Recorded data
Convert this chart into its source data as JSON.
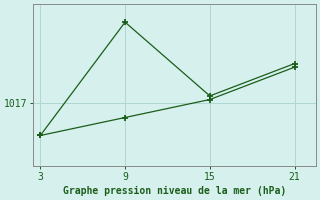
{
  "line1_x": [
    3,
    9,
    15,
    21
  ],
  "line1_y": [
    1015.2,
    1021.5,
    1017.4,
    1019.2
  ],
  "line2_x": [
    3,
    9,
    15,
    21
  ],
  "line2_y": [
    1015.2,
    1016.2,
    1017.2,
    1019.0
  ],
  "line_color": "#1a5e1a",
  "bg_color": "#d6f0ee",
  "grid_color": "#b0d8d0",
  "axis_color": "#888888",
  "xlabel": "Graphe pression niveau de la mer (hPa)",
  "xlabel_color": "#1a5e1a",
  "ytick_labels": [
    "1017"
  ],
  "ytick_values": [
    1017
  ],
  "xtick_values": [
    3,
    9,
    15,
    21
  ],
  "xlim": [
    2.5,
    22.5
  ],
  "ylim": [
    1013.5,
    1022.5
  ],
  "figsize": [
    3.2,
    2.0
  ],
  "dpi": 100
}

- **Brief**: Write out the full set of lines verbatim, without the pictures.

- **Solved problem**:
Convert this chart into its source data as JSON.
{
  "line1_x": [
    3,
    9,
    15,
    21
  ],
  "line1_y": [
    1015.2,
    1021.5,
    1017.4,
    1019.2
  ],
  "line2_x": [
    3,
    9,
    15,
    21
  ],
  "line2_y": [
    1015.2,
    1016.2,
    1017.2,
    1019.0
  ],
  "line_color": "#1a5e1a",
  "bg_color": "#d6f0ee",
  "grid_color": "#b0d8d0",
  "axis_color": "#888888",
  "xlabel": "Graphe pression niveau de la mer (hPa)",
  "xlabel_color": "#1a5e1a",
  "ytick_labels": [
    "1017"
  ],
  "ytick_values": [
    1017
  ],
  "xtick_values": [
    3,
    9,
    15,
    21
  ],
  "xlim": [
    2.5,
    22.5
  ],
  "ylim": [
    1013.5,
    1022.5
  ],
  "figsize": [
    3.2,
    2.0
  ],
  "dpi": 100
}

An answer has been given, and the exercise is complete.